____ Material

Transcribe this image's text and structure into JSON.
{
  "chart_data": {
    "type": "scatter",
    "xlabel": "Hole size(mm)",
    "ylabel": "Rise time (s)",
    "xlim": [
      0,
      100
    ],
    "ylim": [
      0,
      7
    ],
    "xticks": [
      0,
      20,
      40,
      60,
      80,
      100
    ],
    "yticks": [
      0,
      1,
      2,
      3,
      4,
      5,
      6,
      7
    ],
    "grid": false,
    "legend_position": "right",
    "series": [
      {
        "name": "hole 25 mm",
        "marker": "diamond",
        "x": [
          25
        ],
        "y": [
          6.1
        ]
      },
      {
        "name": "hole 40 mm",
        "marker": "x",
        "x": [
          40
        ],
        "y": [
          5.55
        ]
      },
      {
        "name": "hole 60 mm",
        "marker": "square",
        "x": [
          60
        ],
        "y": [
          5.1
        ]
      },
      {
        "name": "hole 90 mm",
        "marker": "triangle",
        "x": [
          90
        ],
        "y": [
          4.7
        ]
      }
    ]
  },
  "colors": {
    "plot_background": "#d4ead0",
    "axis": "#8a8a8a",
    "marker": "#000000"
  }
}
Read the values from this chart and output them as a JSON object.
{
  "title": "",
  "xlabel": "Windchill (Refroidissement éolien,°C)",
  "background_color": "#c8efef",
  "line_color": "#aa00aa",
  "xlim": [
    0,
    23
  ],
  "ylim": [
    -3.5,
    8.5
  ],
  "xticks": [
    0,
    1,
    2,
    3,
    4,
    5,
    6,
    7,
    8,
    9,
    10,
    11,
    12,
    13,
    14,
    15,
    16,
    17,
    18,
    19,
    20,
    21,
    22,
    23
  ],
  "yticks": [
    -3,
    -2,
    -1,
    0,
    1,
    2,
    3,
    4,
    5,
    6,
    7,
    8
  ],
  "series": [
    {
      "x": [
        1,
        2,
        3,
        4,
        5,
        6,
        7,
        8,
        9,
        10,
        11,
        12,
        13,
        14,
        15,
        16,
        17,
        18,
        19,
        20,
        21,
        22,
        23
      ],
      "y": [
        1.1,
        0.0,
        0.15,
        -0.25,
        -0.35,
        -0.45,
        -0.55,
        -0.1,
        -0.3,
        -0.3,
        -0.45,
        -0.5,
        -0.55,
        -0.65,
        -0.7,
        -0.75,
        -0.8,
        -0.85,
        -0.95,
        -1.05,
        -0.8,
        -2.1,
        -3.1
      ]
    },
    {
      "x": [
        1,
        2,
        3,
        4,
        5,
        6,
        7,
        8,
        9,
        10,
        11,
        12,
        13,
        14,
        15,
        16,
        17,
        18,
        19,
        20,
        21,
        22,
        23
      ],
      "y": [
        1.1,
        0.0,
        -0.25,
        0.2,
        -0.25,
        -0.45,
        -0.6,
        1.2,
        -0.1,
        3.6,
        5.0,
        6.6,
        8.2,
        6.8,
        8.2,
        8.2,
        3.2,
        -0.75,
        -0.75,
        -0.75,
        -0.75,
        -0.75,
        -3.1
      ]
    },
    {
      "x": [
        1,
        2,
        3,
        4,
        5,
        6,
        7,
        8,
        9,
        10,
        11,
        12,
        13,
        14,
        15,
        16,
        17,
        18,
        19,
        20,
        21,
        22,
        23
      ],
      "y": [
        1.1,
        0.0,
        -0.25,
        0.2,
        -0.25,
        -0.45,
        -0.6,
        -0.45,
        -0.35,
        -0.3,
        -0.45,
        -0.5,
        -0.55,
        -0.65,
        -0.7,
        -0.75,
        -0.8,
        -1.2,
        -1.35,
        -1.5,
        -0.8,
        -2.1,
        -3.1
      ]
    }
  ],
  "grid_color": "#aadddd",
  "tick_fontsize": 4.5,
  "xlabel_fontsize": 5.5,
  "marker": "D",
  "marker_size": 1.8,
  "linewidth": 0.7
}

________

Directions for this task:
Quote each line above in full, word for word.

Output for this task:
Transcribe this image's text and structure into JSON.
{
  "chart_data": {
    "type": "scatter",
    "xlabel": "Hole size(mm)",
    "ylabel": "Rise time (s)",
    "xlim": [
      0,
      100
    ],
    "ylim": [
      0,
      7
    ],
    "xticks": [
      0,
      20,
      40,
      60,
      80,
      100
    ],
    "yticks": [
      0,
      1,
      2,
      3,
      4,
      5,
      6,
      7
    ],
    "grid": false,
    "legend_position": "right",
    "series": [
      {
        "name": "hole 25 mm",
        "marker": "diamond",
        "x": [
          25
        ],
        "y": [
          6.1
        ]
      },
      {
        "name": "hole 40 mm",
        "marker": "x",
        "x": [
          40
        ],
        "y": [
          5.55
        ]
      },
      {
        "name": "hole 60 mm",
        "marker": "square",
        "x": [
          60
        ],
        "y": [
          5.1
        ]
      },
      {
        "name": "hole 90 mm",
        "marker": "triangle",
        "x": [
          90
        ],
        "y": [
          4.7
        ]
      }
    ]
  },
  "colors": {
    "plot_background": "#d4ead0",
    "axis": "#8a8a8a",
    "marker": "#000000"
  }
}
Read the values from this chart and output them as a JSON object.
{
  "title": "",
  "xlabel": "Windchill (Refroidissement éolien,°C)",
  "background_color": "#c8efef",
  "line_color": "#aa00aa",
  "xlim": [
    0,
    23
  ],
  "ylim": [
    -3.5,
    8.5
  ],
  "xticks": [
    0,
    1,
    2,
    3,
    4,
    5,
    6,
    7,
    8,
    9,
    10,
    11,
    12,
    13,
    14,
    15,
    16,
    17,
    18,
    19,
    20,
    21,
    22,
    23
  ],
  "yticks": [
    -3,
    -2,
    -1,
    0,
    1,
    2,
    3,
    4,
    5,
    6,
    7,
    8
  ],
  "series": [
    {
      "x": [
        1,
        2,
        3,
        4,
        5,
        6,
        7,
        8,
        9,
        10,
        11,
        12,
        13,
        14,
        15,
        16,
        17,
        18,
        19,
        20,
        21,
        22,
        23
      ],
      "y": [
        1.1,
        0.0,
        0.15,
        -0.25,
        -0.35,
        -0.45,
        -0.55,
        -0.1,
        -0.3,
        -0.3,
        -0.45,
        -0.5,
        -0.55,
        -0.65,
        -0.7,
        -0.75,
        -0.8,
        -0.85,
        -0.95,
        -1.05,
        -0.8,
        -2.1,
        -3.1
      ]
    },
    {
      "x": [
        1,
        2,
        3,
        4,
        5,
        6,
        7,
        8,
        9,
        10,
        11,
        12,
        13,
        14,
        15,
        16,
        17,
        18,
        19,
        20,
        21,
        22,
        23
      ],
      "y": [
        1.1,
        0.0,
        -0.25,
        0.2,
        -0.25,
        -0.45,
        -0.6,
        1.2,
        -0.1,
        3.6,
        5.0,
        6.6,
        8.2,
        6.8,
        8.2,
        8.2,
        3.2,
        -0.75,
        -0.75,
        -0.75,
        -0.75,
        -0.75,
        -3.1
      ]
    },
    {
      "x": [
        1,
        2,
        3,
        4,
        5,
        6,
        7,
        8,
        9,
        10,
        11,
        12,
        13,
        14,
        15,
        16,
        17,
        18,
        19,
        20,
        21,
        22,
        23
      ],
      "y": [
        1.1,
        0.0,
        -0.25,
        0.2,
        -0.25,
        -0.45,
        -0.6,
        -0.45,
        -0.35,
        -0.3,
        -0.45,
        -0.5,
        -0.55,
        -0.65,
        -0.7,
        -0.75,
        -0.8,
        -1.2,
        -1.35,
        -1.5,
        -0.8,
        -2.1,
        -3.1
      ]
    }
  ],
  "grid_color": "#aadddd",
  "tick_fontsize": 4.5,
  "xlabel_fontsize": 5.5,
  "marker": "D",
  "marker_size": 1.8,
  "linewidth": 0.7
}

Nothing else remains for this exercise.